### 本文
::::

保険会社と火災保険を契約して、スッカリ安心した方々もいらっしゃることでしょう。確かに、建物や家財の被害を補償する保険をかけたわけですから、大きな備えを得たわけです。
しかし、まだ安心は早いです。取得した保険証券、今どこに保管してありますか?皆さん。
契約締結後、間を置かず「あっ!」と思って探す人がいたら、少々不安です。火災保険の保険証券は飾りではなく、契約した情報が網羅されています。
近い将来、以前に保険会社と契約した内容が何だったか見返すため、その他のいろいろな手続きに必要となります。
現在は保険証券のペーパーレス化が進展しています。しかし、この書類が「どうでもいい書類だから。」ではありません。
ペーパーレス化されていてもプリントアウトして、紙面の保険証券同様、大切に保管することが賢明です。
しかし、深刻な自然災害の結果、ご自宅が全壊し保険証券など探せない事態になるかもしれません。そんな時はどうすれば良いのでしょう?
1.火災保険について
ようやく賃貸住宅から自分と家族の住宅を持つ目途がたちました。我が家の補償のため火災保険へ加入する予定です。
でも、火災保険ってどんな保険か、加入したことが無いのでピンときません・・・。
こちらでは、火災保険という保険商品と、その必要性等を解説します。
1-1.火災保険とはこんな保険
火災保険とは、火災の他、自然災害や盗難被害等を補償する保険商品です。
火災保険で十分な補償を受けるためには、建物・建物内の家財へそれぞれこの保険をかける必要があります。そうしないと、その両方が補償されなくなります。
火災保険は1年ごとに自動更新で継続する商品から、最長10年まで長期契約できる商品まであります。
各世帯の火災保険の加入率は非常に高く、日本全国で80%を超えています。
また、各損害保険会社も火災保険商品のサービス充実を競っています。
例えば、火災・風災・雪災・水災・破壊・盗難全てを補償可能な商品もあれば、火災(爆発)は基本補償であとは自由にカスタマイズできる商品もあります。
顧客のニーズに合うよう、補償内容を工夫する努力が続けられています。
また、各保険会社で新築割引や、防犯設備利用割引、長期契約割引等の割引サービスを設け、顧客獲得に注力しています。
1-2.火災保険の必要性
火災保険は別に未加入であっても、行政から指導がくるわけでもありませんし、ペナルティもありません。
ただし、住宅ローンを組む場合や、賃貸住宅に住む場合等では、火災保険を条件とすることが多いです。
〇日本人は火が怖い
日本では歴史的に木造建物を建築してきたため、火災は日常茶飯事でした。
そのため失火責任法では、失火者に「重大な過失」がない限り、賠償責任は問われないことを明記しています。
この法律は明治に作られた法律ですが、現在でも効力を有しています。
つまり、ご自分の家から火を出して、ご近所の建物が延焼しても重大な過失でなければ弁償する必要はありません。
〇重大な過失とは
この重大な過失とは、寝たばこで失火した、天ぷらを揚げているにもかかわらずその場から離れた等、誰が見ても危険と感じる不注意と言えます。
そのため、裁判で重大な過失と認められるケースはあまりないのが現状です。

::::

### 提供資料
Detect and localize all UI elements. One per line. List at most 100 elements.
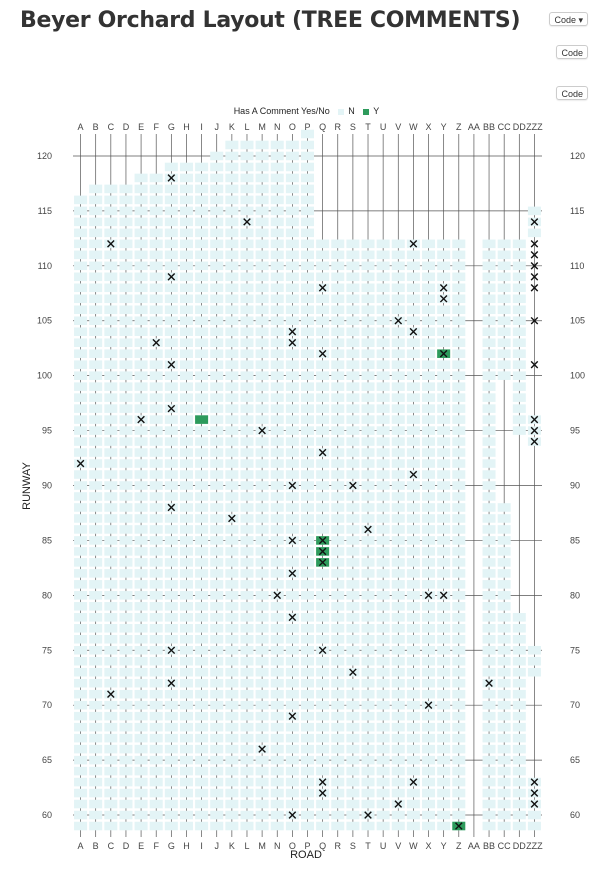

::::

### 課題一覧
a. 火災保険の本文では、日本全国の世帯の火災保険加入率はどの程度とされているか。
b. 火災保険の本文を、最後の文の次から書き継いでください。
リストは使わなくてよい。

### 課題別の回答
a. 80%を超えている。

b.
しかし、そのことは逆にご自分が隣家等からもらい火を受け、建物や家財が焼けても、弁償してもらえない可能性の方が高いことを意味します。
これでは、家を焼け出され、我が家はもとより家財を焼失しても泣き寝入りするだけという事態になります。
この不条理な事態に対し、被害者へ甘受することを求めているのが現在の法律の現状といえます。
こんなことにならないため、ご自分で建物や家財に火災保険をかけ“自衛”する必要があるのです。
1-3.火災保険の契約の流れ
火災保険は、代理店等で担当者と対面して申し込む方法もあれば、インターネットで申し込む方法もあります。
ご自分に都合の良い申込方法で火災保険へ加入しましょう。こちらでは、保険会社で盛んに行っているネット申込の流れを解説します。
1.建物や世帯員の情報を入力 |
まずご自分の建物の面積、構造、所在地、世帯人数を入力します。建物の構造や面積等が知りたい場合は、建築確認申請書、建物登記簿謄本の情報を参考に入力していきます。
⇓
2.火災保険で設定する補償を選ぶ |
ご自分が設定したい補償内容を選びます。ご自分で決めるだけではなく、ご家族の意見も聞きながら補償の設定を行うことが大切です。
⇓
3.Web等で確認書類を提出 |
保険会社は入力した内容が本当かどうか、確認する必要があります。そのため、建築確認申請書または建物登記簿謄本等を、スマートフォンで写真を撮ったり、写しを郵送したりして保険会社へ提出します。提出方法は各保険会社の指示に従いましょう。
⇓
4.保険会社が審査開始 |
保険会社は提出した確認書類と入力したデータに不備がないかをチェックします。不備があれば、メールで訂正依頼が来ることもあるので、その際は速やかに訂正を行いましょう。審査で不備等が無ければ、保険料の支払い手続きの案内がメールされてきます。
なお、審査結果の通知は、Webでの確認書類を提出後の4営業日目が目安です。ただし、郵送で書類を提出した場合にはそれ以上の期間を要するのでご注意願います。
⇓
5.保険料の支払い方法を選ぶ |
ご自分が支払い易い方法を選びます。口座振替やクレジットカード払い、コンビニ払い等が選択できます。
⇓
5.申込完了後、保険会社が保険証券を送付 |
申込が全て完了したら、保険会社はご自分が登録したメールアドレスへ契約内容を送信します。その後、保険証券がご自宅へ郵送されます。
保険証券は単なる領収書というわけではないので、大切に保管する必要があります。
2.保険証券について
火災保険の契約を締結した際に送付される保険証券ですが、そもそもこちらは領収書の類ではないのですか?
ネットを見るとどうやら保険証券の不発行を選択できるみたいですし、あまり大切な書類に思えないのですが。
まずは、保険証券ってどんな書類なのかを知りたいです・・・・。
第2章では、保険証券とは何か?その役割や、最近のペーパーレス化について解説します。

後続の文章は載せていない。